[Task directions] Look through the data and write out every line with the word "this" in it.

Excerpts from a figure dataset:

*-*-*

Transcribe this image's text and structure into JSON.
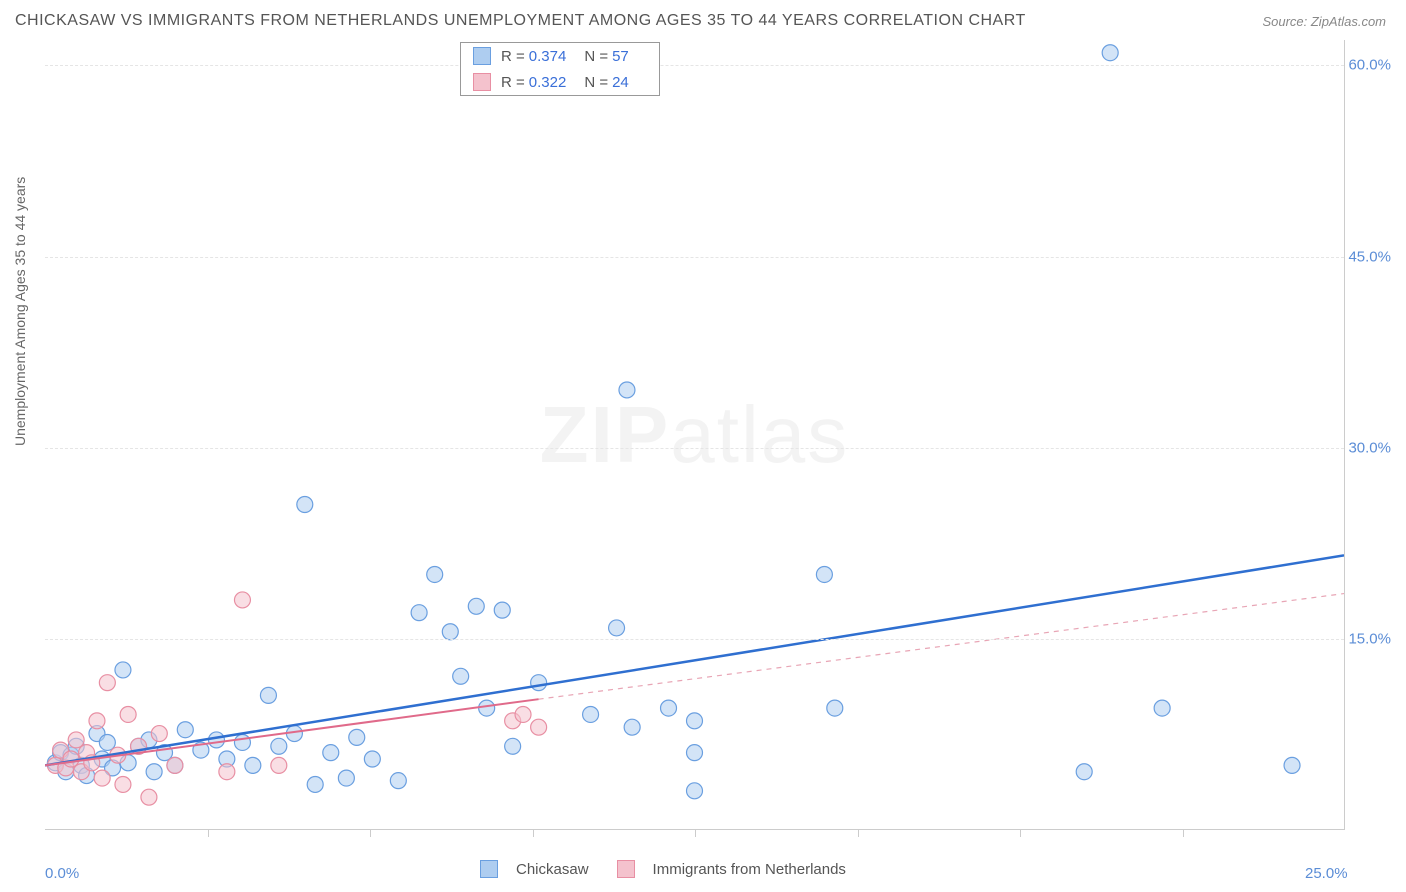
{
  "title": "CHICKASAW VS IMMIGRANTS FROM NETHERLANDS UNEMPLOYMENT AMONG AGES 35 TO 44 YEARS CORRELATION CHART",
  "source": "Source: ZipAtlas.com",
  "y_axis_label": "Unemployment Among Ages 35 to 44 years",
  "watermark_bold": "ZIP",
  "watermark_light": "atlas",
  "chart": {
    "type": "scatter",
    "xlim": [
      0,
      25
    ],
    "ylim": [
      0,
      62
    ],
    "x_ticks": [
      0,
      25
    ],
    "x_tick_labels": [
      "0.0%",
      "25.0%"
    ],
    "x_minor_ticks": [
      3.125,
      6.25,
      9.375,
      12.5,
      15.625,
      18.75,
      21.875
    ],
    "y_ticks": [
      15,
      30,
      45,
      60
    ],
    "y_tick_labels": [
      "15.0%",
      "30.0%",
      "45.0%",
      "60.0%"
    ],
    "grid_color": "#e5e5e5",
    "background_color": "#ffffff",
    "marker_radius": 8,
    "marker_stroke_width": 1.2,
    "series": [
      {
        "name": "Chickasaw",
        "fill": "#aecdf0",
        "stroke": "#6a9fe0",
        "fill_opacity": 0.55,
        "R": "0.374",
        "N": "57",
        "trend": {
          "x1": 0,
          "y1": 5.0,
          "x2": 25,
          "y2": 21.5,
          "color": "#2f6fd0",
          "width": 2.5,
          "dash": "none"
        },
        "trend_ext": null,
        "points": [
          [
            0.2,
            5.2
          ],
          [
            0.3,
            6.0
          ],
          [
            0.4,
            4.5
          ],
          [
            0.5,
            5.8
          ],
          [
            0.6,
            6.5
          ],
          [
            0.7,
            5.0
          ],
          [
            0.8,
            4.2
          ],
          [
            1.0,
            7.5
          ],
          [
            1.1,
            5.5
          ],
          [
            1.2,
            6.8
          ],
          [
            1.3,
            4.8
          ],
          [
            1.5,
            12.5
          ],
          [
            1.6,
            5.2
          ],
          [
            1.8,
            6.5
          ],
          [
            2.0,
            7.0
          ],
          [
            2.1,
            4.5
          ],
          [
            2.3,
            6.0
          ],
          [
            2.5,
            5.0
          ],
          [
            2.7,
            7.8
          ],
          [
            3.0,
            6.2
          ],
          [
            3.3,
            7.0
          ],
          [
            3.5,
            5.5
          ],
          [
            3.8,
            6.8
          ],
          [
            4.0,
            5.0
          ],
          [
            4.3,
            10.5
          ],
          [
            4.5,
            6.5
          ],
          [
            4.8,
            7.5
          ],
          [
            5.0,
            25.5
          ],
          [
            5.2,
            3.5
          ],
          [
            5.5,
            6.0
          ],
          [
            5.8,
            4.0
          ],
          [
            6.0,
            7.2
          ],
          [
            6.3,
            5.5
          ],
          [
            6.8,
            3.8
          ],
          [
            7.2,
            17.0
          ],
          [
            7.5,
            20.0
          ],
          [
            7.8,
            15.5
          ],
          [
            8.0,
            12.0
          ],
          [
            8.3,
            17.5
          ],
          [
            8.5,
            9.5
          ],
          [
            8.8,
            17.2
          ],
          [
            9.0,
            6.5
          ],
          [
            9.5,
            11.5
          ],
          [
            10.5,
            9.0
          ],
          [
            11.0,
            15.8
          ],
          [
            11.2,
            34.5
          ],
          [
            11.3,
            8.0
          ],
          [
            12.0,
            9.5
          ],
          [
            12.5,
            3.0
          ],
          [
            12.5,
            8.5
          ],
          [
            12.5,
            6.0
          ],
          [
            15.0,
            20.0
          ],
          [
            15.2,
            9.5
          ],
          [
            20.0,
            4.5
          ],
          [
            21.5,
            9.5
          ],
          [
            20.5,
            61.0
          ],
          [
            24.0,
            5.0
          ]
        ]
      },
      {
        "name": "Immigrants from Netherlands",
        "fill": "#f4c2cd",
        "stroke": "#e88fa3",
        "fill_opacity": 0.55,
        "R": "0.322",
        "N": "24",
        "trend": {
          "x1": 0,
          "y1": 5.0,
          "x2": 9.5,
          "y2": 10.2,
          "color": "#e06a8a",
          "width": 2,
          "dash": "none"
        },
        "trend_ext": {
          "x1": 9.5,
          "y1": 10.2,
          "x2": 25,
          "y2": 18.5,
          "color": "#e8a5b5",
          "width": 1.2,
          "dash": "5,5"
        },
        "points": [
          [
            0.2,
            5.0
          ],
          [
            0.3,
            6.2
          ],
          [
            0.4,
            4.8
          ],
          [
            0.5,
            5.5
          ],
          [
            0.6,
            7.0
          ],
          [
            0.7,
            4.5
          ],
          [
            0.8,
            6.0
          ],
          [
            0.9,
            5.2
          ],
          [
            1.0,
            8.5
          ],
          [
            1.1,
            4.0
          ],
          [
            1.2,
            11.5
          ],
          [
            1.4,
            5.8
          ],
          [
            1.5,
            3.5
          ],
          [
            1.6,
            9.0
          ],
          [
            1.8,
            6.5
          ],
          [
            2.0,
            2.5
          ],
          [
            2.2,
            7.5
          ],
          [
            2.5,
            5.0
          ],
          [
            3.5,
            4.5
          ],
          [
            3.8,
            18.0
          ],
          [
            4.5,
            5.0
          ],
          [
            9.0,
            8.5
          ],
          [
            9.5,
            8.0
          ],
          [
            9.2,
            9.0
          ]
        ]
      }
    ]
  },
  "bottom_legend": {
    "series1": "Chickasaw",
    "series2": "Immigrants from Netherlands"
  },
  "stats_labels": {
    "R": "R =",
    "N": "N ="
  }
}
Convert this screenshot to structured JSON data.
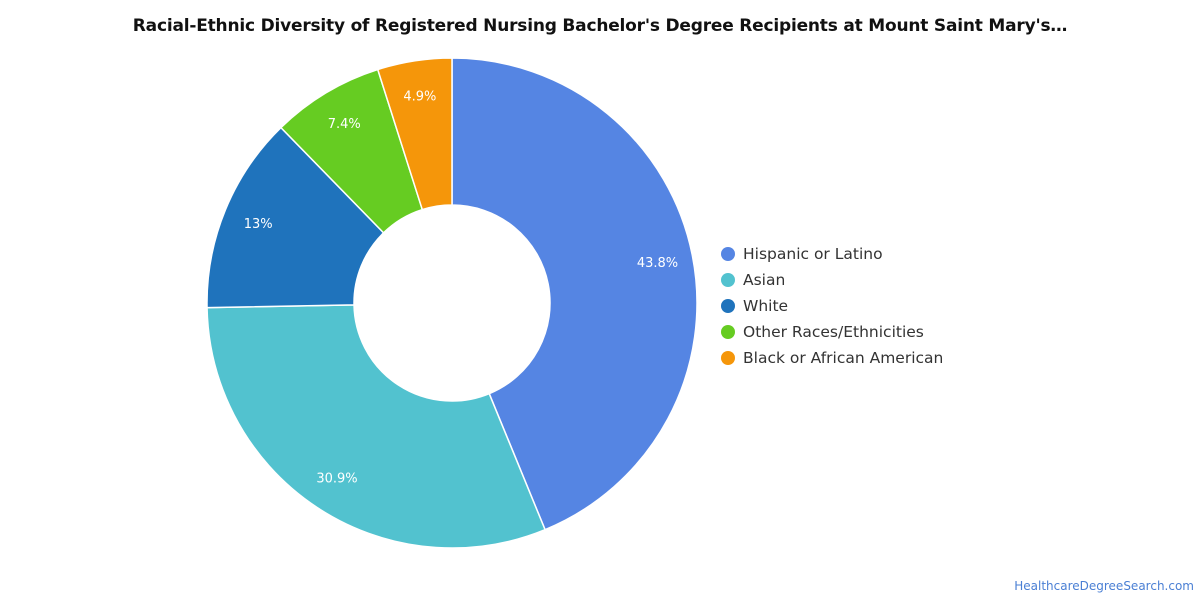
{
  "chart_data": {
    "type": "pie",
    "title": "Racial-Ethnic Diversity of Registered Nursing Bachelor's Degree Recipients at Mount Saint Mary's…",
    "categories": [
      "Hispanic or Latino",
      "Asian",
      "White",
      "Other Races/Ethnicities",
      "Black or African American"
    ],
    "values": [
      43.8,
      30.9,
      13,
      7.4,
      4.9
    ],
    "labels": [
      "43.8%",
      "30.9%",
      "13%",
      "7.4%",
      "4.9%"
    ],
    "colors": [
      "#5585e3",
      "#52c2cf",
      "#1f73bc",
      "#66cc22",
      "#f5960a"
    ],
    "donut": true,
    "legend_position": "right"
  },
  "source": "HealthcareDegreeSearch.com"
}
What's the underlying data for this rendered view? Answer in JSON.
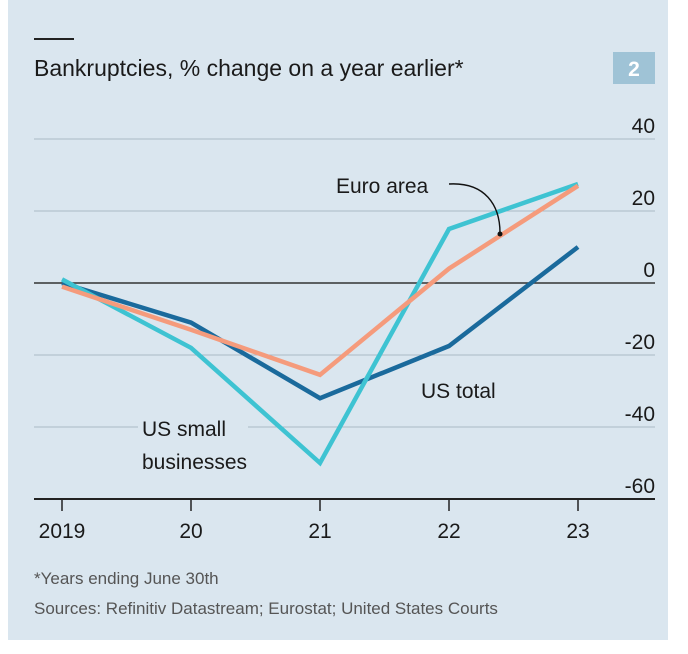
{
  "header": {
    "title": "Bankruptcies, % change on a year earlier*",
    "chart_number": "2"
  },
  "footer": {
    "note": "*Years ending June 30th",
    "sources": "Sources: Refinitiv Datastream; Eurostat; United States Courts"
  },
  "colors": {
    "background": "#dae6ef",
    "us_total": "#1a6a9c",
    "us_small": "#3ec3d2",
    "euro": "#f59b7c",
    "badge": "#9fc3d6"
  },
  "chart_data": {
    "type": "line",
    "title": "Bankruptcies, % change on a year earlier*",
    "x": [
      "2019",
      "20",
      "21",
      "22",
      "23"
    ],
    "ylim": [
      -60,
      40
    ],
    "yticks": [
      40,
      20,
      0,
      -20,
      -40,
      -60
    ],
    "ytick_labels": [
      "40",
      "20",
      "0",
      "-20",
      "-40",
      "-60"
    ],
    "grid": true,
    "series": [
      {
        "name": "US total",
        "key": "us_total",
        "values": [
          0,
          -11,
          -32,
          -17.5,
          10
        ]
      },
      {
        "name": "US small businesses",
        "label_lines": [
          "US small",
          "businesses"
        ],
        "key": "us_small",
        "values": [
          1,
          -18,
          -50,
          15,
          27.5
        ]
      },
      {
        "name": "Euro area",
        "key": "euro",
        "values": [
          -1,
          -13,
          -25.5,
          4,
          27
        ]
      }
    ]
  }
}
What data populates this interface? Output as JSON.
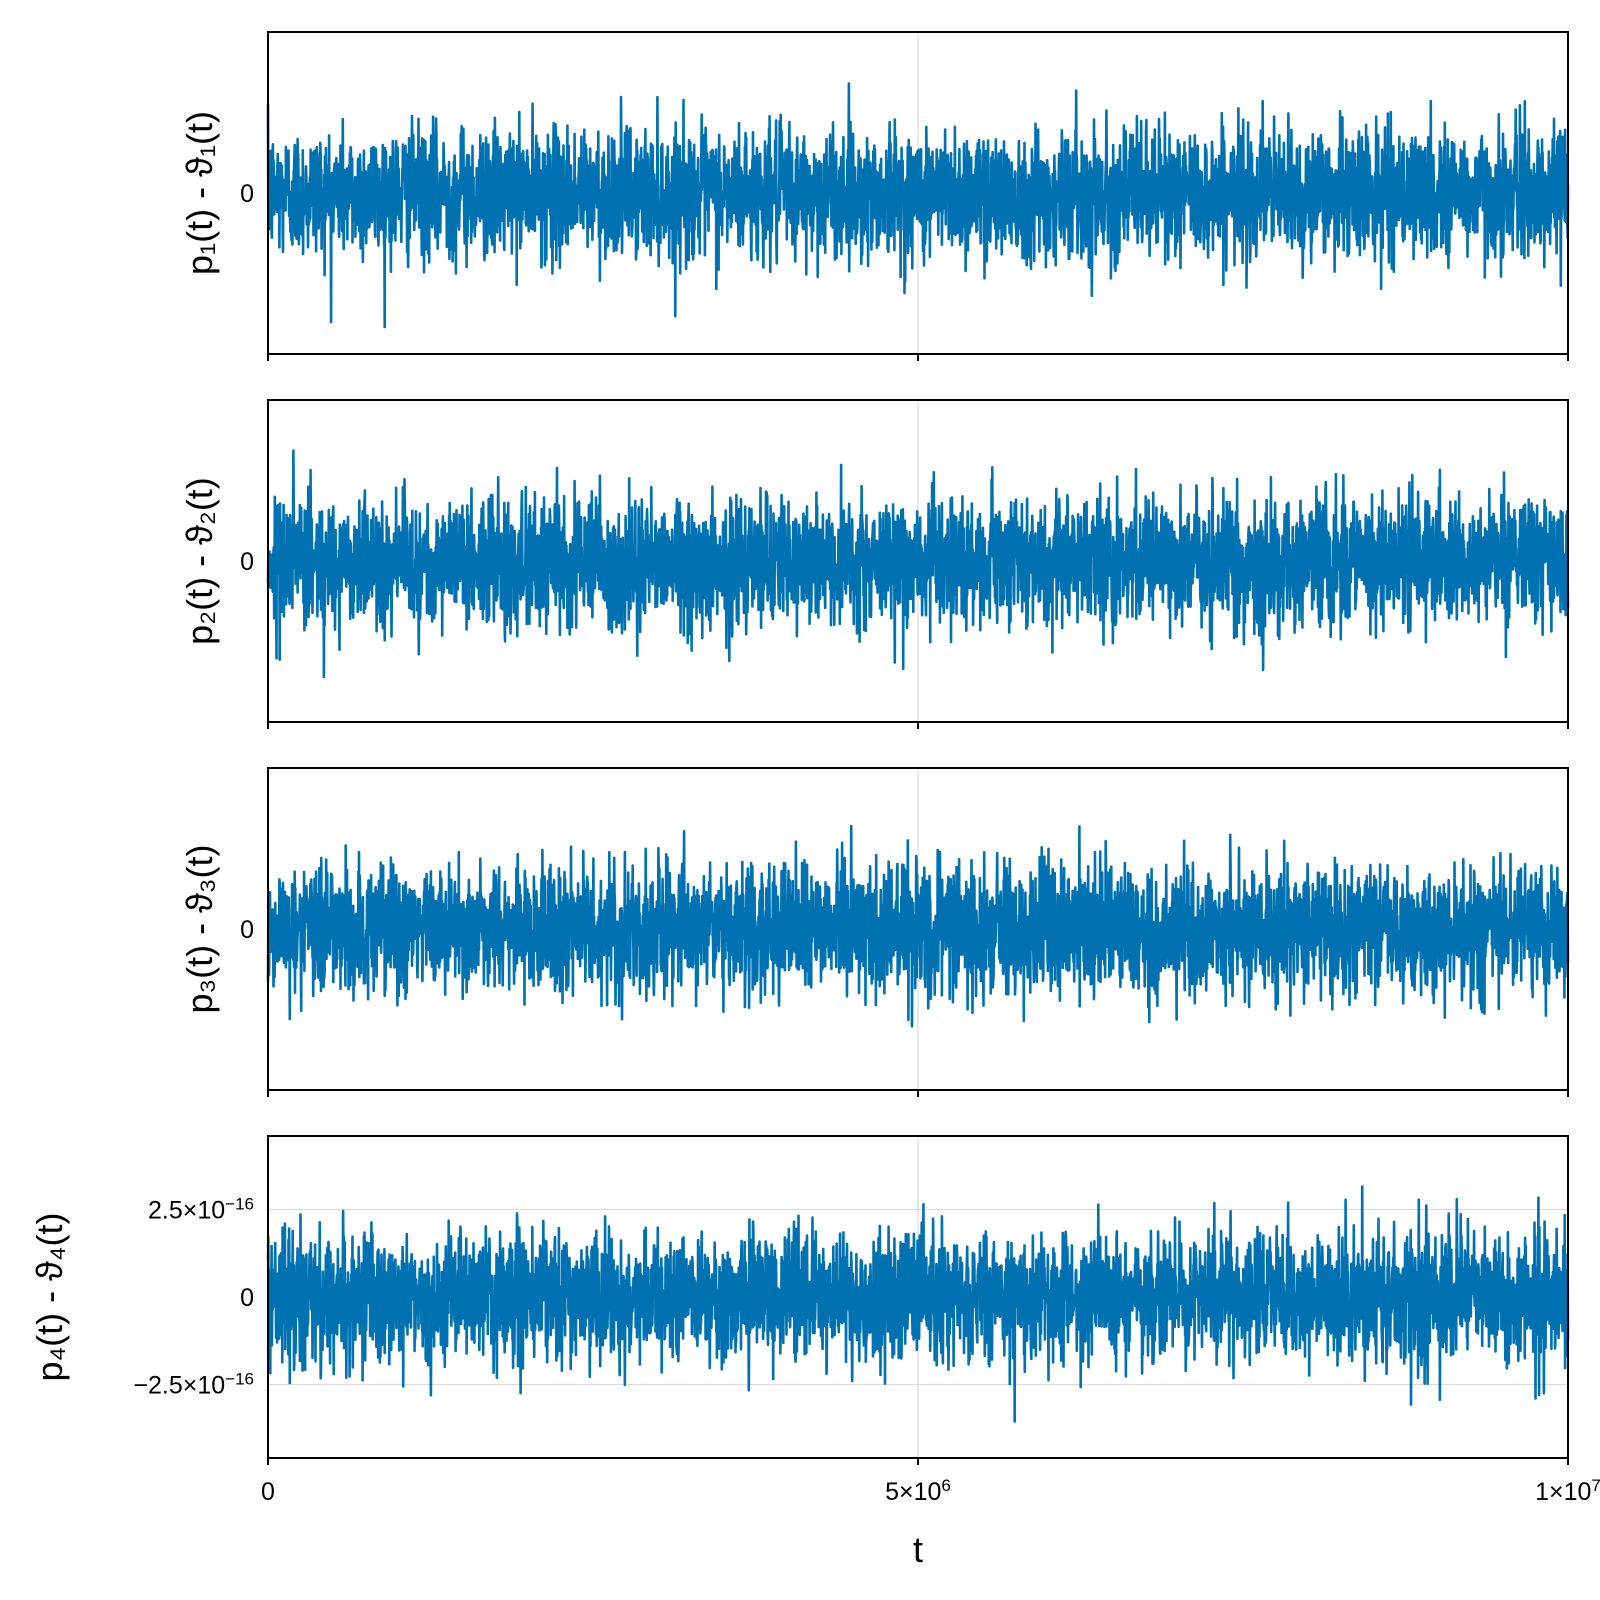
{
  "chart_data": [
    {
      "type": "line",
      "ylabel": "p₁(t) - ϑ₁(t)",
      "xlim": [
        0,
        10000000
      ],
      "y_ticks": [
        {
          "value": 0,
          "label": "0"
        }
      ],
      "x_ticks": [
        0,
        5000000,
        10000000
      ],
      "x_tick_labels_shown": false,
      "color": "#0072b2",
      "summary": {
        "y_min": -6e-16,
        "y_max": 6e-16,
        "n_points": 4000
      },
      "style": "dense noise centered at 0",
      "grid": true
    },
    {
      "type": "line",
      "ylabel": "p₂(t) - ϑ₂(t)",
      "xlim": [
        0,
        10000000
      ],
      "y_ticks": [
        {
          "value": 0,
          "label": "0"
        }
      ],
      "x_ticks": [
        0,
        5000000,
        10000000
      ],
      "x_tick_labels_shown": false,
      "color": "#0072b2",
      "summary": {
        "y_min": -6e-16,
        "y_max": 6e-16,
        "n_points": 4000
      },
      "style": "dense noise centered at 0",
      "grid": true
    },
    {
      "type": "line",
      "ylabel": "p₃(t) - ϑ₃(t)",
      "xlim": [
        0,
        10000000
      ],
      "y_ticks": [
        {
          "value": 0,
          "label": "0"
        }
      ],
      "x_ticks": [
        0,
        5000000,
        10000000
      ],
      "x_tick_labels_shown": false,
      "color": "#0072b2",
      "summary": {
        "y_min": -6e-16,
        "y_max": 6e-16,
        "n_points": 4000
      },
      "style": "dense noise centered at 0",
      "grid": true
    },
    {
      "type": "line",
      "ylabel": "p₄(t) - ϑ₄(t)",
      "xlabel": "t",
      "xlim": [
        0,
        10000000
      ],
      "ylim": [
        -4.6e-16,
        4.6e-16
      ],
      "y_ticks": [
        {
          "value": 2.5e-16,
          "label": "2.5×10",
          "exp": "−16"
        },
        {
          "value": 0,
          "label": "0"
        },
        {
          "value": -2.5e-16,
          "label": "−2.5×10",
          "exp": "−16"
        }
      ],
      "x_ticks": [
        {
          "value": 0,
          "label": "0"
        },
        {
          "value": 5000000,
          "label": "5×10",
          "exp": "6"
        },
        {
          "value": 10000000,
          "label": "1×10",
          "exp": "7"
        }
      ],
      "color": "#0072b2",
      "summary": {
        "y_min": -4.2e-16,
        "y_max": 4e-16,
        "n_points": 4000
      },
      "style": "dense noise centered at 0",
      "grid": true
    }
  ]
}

*-*-*

[Task output]
Transcribe this image's text and structure into JSON.
Convert this screenshot to structured JSON data.
What's the underlying data for this rendered view? Answer in JSON.
What data populates this interface? Output as JSON.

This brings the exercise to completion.